PROMPT: For the records below, give the count of lines holding the word "istiqlol" and nothing more.

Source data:

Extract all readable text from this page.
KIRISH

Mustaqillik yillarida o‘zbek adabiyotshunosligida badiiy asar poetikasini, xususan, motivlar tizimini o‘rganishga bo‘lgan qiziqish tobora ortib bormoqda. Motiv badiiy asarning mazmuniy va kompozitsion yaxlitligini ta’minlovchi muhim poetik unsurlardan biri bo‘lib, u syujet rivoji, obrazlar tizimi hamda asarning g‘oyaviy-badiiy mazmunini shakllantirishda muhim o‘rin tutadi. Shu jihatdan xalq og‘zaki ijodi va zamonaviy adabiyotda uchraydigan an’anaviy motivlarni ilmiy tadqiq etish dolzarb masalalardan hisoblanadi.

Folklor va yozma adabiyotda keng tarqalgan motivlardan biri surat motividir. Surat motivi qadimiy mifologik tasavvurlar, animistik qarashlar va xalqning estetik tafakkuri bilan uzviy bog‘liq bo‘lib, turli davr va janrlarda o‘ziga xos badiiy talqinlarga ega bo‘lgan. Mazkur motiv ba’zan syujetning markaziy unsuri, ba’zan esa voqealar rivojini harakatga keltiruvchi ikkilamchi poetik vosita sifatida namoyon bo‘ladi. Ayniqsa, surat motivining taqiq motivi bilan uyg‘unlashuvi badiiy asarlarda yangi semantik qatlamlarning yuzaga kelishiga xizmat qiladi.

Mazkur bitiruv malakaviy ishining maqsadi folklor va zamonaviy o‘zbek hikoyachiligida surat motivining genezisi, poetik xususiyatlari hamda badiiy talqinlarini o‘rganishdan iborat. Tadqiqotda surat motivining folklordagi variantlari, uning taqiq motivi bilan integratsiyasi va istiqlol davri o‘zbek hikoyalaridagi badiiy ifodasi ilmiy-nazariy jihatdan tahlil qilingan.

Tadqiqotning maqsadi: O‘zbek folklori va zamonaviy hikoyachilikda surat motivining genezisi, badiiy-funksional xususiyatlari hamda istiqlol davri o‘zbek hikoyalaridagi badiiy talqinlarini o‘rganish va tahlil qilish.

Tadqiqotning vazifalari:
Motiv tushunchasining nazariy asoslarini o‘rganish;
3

TASK RESULT: 2